**PROBLEM:**
Omit every picture and output the rest of the records exactly as they are.

----

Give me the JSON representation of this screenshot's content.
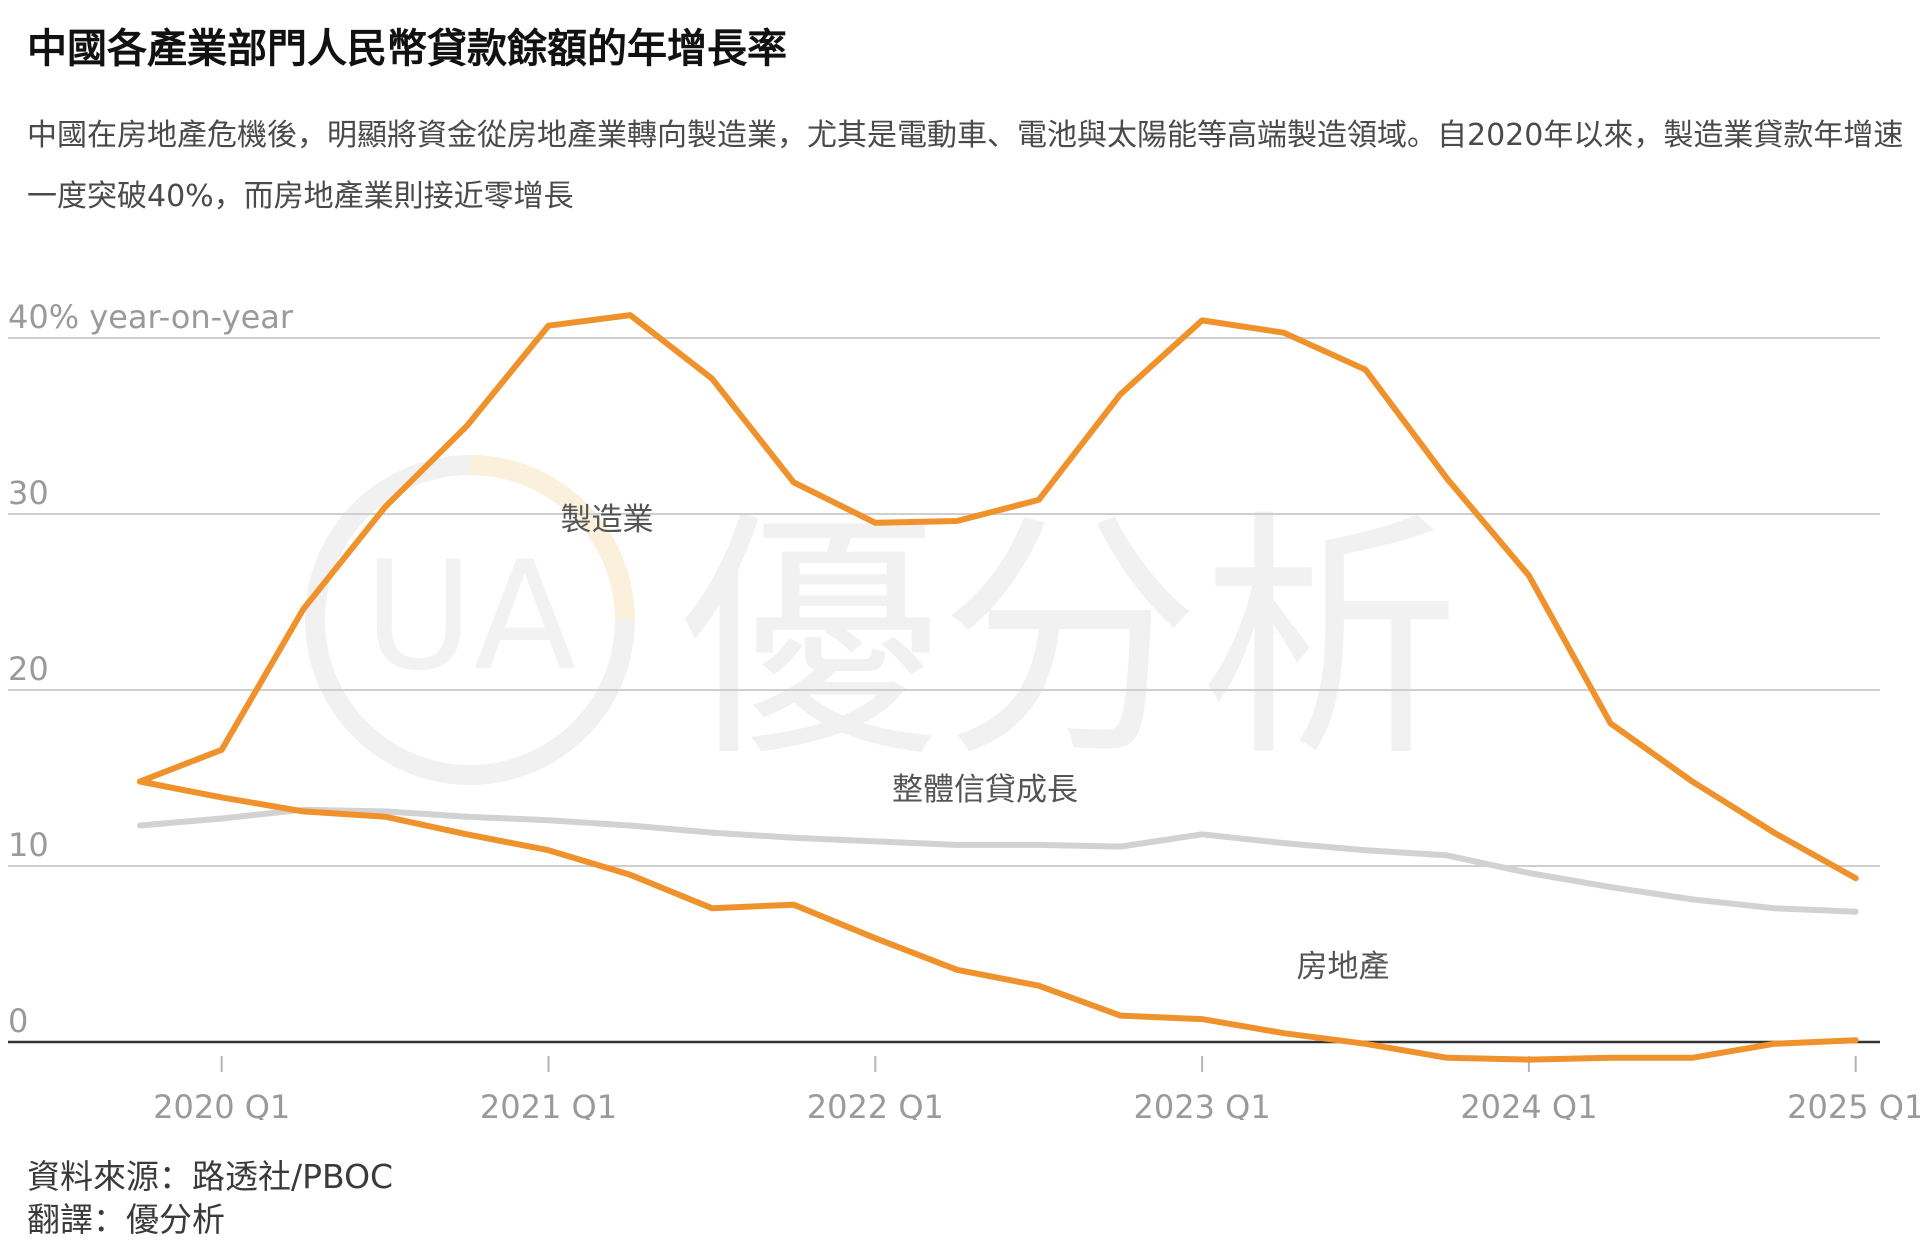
{
  "title": "中國各產業部門人民幣貸款餘額的年增長率",
  "subtitle": "中國在房地產危機後，明顯將資金從房地產業轉向製造業，尤其是電動車、電池與太陽能等高端製造領域。自2020年以來，製造業貸款年增速一度突破40%，而房地產業則接近零增長",
  "footer": {
    "source": "資料來源：路透社/PBOC",
    "translation": "翻譯：優分析"
  },
  "watermark": {
    "text": "優分析",
    "logo": "UA"
  },
  "colors": {
    "manufacturing": "#f0922b",
    "real_estate": "#f0922b",
    "overall": "#d2d2d2",
    "grid": "#cfcfcf",
    "axis": "#333333",
    "tick_text": "#9a9a9a",
    "label_text": "#555555"
  },
  "chart_data": {
    "type": "line",
    "x": [
      "2019 Q4",
      "2020 Q1",
      "2020 Q2",
      "2020 Q3",
      "2020 Q4",
      "2021 Q1",
      "2021 Q2",
      "2021 Q3",
      "2021 Q4",
      "2022 Q1",
      "2022 Q2",
      "2022 Q3",
      "2022 Q4",
      "2023 Q1",
      "2023 Q2",
      "2023 Q3",
      "2023 Q4",
      "2024 Q1",
      "2024 Q2",
      "2024 Q3",
      "2024 Q4",
      "2025 Q1"
    ],
    "x_tick_labels": [
      "2020 Q1",
      "2021 Q1",
      "2022 Q1",
      "2023 Q1",
      "2024 Q1",
      "2025 Q1"
    ],
    "y_ticks": [
      0,
      10,
      20,
      30,
      40
    ],
    "y_tick_labels": [
      "0",
      "10",
      "20",
      "30",
      "40% year-on-year"
    ],
    "ylim": [
      -1.2,
      42
    ],
    "grid": true,
    "series": [
      {
        "name": "製造業",
        "values": [
          14.8,
          16.6,
          24.6,
          30.4,
          35.0,
          40.7,
          41.3,
          37.7,
          31.8,
          29.5,
          29.6,
          30.8,
          36.8,
          41.0,
          40.3,
          38.2,
          32.0,
          26.5,
          18.1,
          14.8,
          11.9,
          9.3
        ]
      },
      {
        "name": "整體信貸成長",
        "values": [
          12.3,
          12.7,
          13.2,
          13.1,
          12.8,
          12.6,
          12.3,
          11.9,
          11.6,
          11.4,
          11.2,
          11.2,
          11.1,
          11.8,
          11.3,
          10.9,
          10.6,
          9.6,
          8.8,
          8.1,
          7.6,
          7.4
        ]
      },
      {
        "name": "房地產",
        "values": [
          14.8,
          13.9,
          13.1,
          12.8,
          11.8,
          10.9,
          9.5,
          7.6,
          7.8,
          5.9,
          4.1,
          3.2,
          1.5,
          1.3,
          0.5,
          -0.1,
          -0.9,
          -1.0,
          -0.9,
          -0.9,
          -0.1,
          0.1
        ]
      }
    ]
  }
}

----

**WRITTEN ANSWER:**
Give me the JSON representation of this screenshot's content.
{
  "title": "中國各產業部門人民幣貸款餘額的年增長率",
  "subtitle": "中國在房地產危機後，明顯將資金從房地產業轉向製造業，尤其是電動車、電池與太陽能等高端製造領域。自2020年以來，製造業貸款年增速一度突破40%，而房地產業則接近零增長",
  "footer": {
    "source": "資料來源：路透社/PBOC",
    "translation": "翻譯：優分析"
  },
  "watermark": {
    "text": "優分析",
    "logo": "UA"
  },
  "colors": {
    "manufacturing": "#f0922b",
    "real_estate": "#f0922b",
    "overall": "#d2d2d2",
    "grid": "#cfcfcf",
    "axis": "#333333",
    "tick_text": "#9a9a9a",
    "label_text": "#555555"
  },
  "chart_data": {
    "type": "line",
    "x": [
      "2019 Q4",
      "2020 Q1",
      "2020 Q2",
      "2020 Q3",
      "2020 Q4",
      "2021 Q1",
      "2021 Q2",
      "2021 Q3",
      "2021 Q4",
      "2022 Q1",
      "2022 Q2",
      "2022 Q3",
      "2022 Q4",
      "2023 Q1",
      "2023 Q2",
      "2023 Q3",
      "2023 Q4",
      "2024 Q1",
      "2024 Q2",
      "2024 Q3",
      "2024 Q4",
      "2025 Q1"
    ],
    "x_tick_labels": [
      "2020 Q1",
      "2021 Q1",
      "2022 Q1",
      "2023 Q1",
      "2024 Q1",
      "2025 Q1"
    ],
    "y_ticks": [
      0,
      10,
      20,
      30,
      40
    ],
    "y_tick_labels": [
      "0",
      "10",
      "20",
      "30",
      "40% year-on-year"
    ],
    "ylim": [
      -1.2,
      42
    ],
    "grid": true,
    "series": [
      {
        "name": "製造業",
        "values": [
          14.8,
          16.6,
          24.6,
          30.4,
          35.0,
          40.7,
          41.3,
          37.7,
          31.8,
          29.5,
          29.6,
          30.8,
          36.8,
          41.0,
          40.3,
          38.2,
          32.0,
          26.5,
          18.1,
          14.8,
          11.9,
          9.3
        ]
      },
      {
        "name": "整體信貸成長",
        "values": [
          12.3,
          12.7,
          13.2,
          13.1,
          12.8,
          12.6,
          12.3,
          11.9,
          11.6,
          11.4,
          11.2,
          11.2,
          11.1,
          11.8,
          11.3,
          10.9,
          10.6,
          9.6,
          8.8,
          8.1,
          7.6,
          7.4
        ]
      },
      {
        "name": "房地產",
        "values": [
          14.8,
          13.9,
          13.1,
          12.8,
          11.8,
          10.9,
          9.5,
          7.6,
          7.8,
          5.9,
          4.1,
          3.2,
          1.5,
          1.3,
          0.5,
          -0.1,
          -0.9,
          -1.0,
          -0.9,
          -0.9,
          -0.1,
          0.1
        ]
      }
    ]
  }
}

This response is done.